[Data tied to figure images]
+===+
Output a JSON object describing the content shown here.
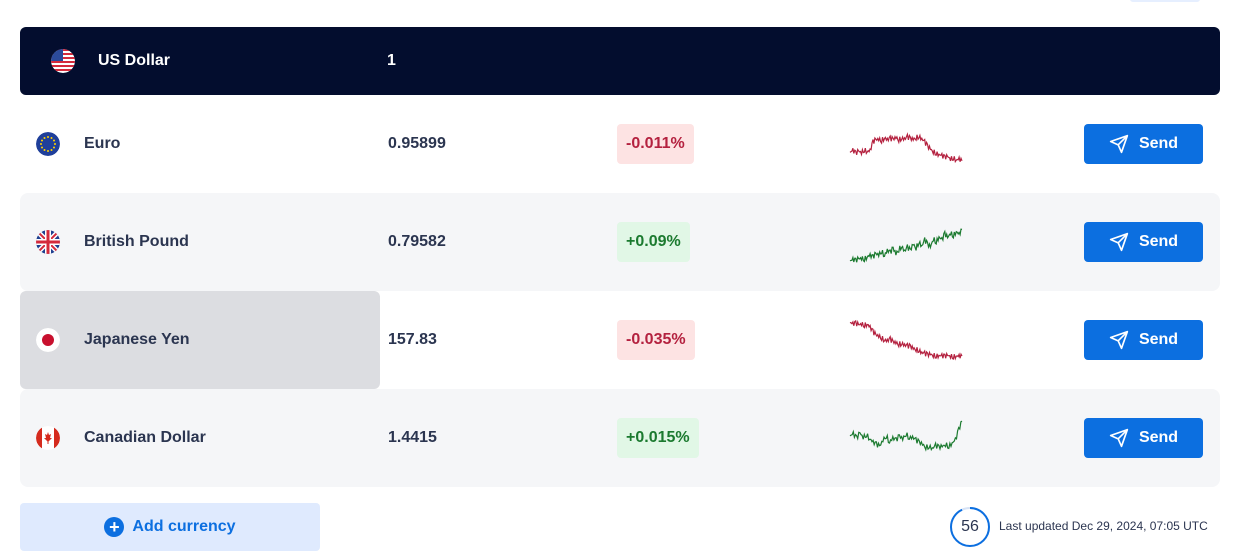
{
  "base": {
    "currency": "US Dollar",
    "amount": "1",
    "flag_icon": "us-flag-icon"
  },
  "rows": [
    {
      "currency": "Euro",
      "rate": "0.95899",
      "change": "-0.011%",
      "trend": "negative",
      "flag_icon": "eu-flag-icon",
      "send_label": "Send",
      "sparkline": [
        0.3,
        0.35,
        0.28,
        0.33,
        0.3,
        0.36,
        0.32,
        0.34,
        0.55,
        0.6,
        0.62,
        0.58,
        0.65,
        0.6,
        0.63,
        0.61,
        0.66,
        0.6,
        0.64,
        0.62,
        0.67,
        0.63,
        0.61,
        0.65,
        0.68,
        0.62,
        0.55,
        0.45,
        0.38,
        0.32,
        0.28,
        0.25,
        0.22,
        0.18,
        0.2,
        0.15,
        0.17,
        0.12,
        0.14,
        0.1
      ]
    },
    {
      "currency": "British Pound",
      "rate": "0.79582",
      "change": "+0.09%",
      "trend": "positive",
      "flag_icon": "uk-flag-icon",
      "send_label": "Send",
      "sparkline": [
        0.05,
        0.08,
        0.06,
        0.1,
        0.12,
        0.09,
        0.15,
        0.18,
        0.14,
        0.22,
        0.2,
        0.28,
        0.18,
        0.3,
        0.25,
        0.35,
        0.22,
        0.32,
        0.4,
        0.28,
        0.38,
        0.3,
        0.45,
        0.36,
        0.5,
        0.4,
        0.55,
        0.45,
        0.38,
        0.58,
        0.5,
        0.62,
        0.55,
        0.7,
        0.6,
        0.72,
        0.65,
        0.75,
        0.68,
        0.8
      ]
    },
    {
      "currency": "Japanese Yen",
      "rate": "157.83",
      "change": "-0.035%",
      "trend": "negative",
      "flag_icon": "jp-flag-icon",
      "send_label": "Send",
      "sparkline": [
        0.92,
        0.88,
        0.9,
        0.86,
        0.89,
        0.85,
        0.88,
        0.8,
        0.7,
        0.62,
        0.6,
        0.55,
        0.5,
        0.48,
        0.52,
        0.45,
        0.44,
        0.4,
        0.42,
        0.38,
        0.36,
        0.35,
        0.3,
        0.28,
        0.25,
        0.2,
        0.18,
        0.15,
        0.16,
        0.14,
        0.12,
        0.13,
        0.12,
        0.11,
        0.13,
        0.12,
        0.1,
        0.12,
        0.11,
        0.12
      ]
    },
    {
      "currency": "Canadian Dollar",
      "rate": "1.4415",
      "change": "+0.015%",
      "trend": "positive",
      "flag_icon": "ca-flag-icon",
      "send_label": "Send",
      "sparkline": [
        0.55,
        0.6,
        0.5,
        0.62,
        0.52,
        0.58,
        0.48,
        0.4,
        0.35,
        0.3,
        0.45,
        0.55,
        0.4,
        0.5,
        0.45,
        0.55,
        0.48,
        0.6,
        0.5,
        0.52,
        0.45,
        0.4,
        0.35,
        0.28,
        0.3,
        0.25,
        0.32,
        0.28,
        0.3,
        0.35,
        0.3,
        0.38,
        0.45,
        0.7,
        0.9
      ]
    }
  ],
  "add_currency_label": "Add currency",
  "countdown": "56",
  "countdown_progress": 0.93,
  "last_updated": "Last updated Dec 29, 2024, 07:05 UTC",
  "colors": {
    "header_bg": "#030d2e",
    "accent": "#0c6fe0",
    "negative": "#b4213f",
    "positive": "#1b7a2f"
  }
}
+===+
Written instruction: Extract each line from the listing that holds the word "currency".

Exercise result:
    "currency": "US Dollar",
      "currency": "Euro",
      "currency": "British Pound",
      "currency": "Japanese Yen",
      "currency": "Canadian Dollar",
  "add_currency_label": "Add currency",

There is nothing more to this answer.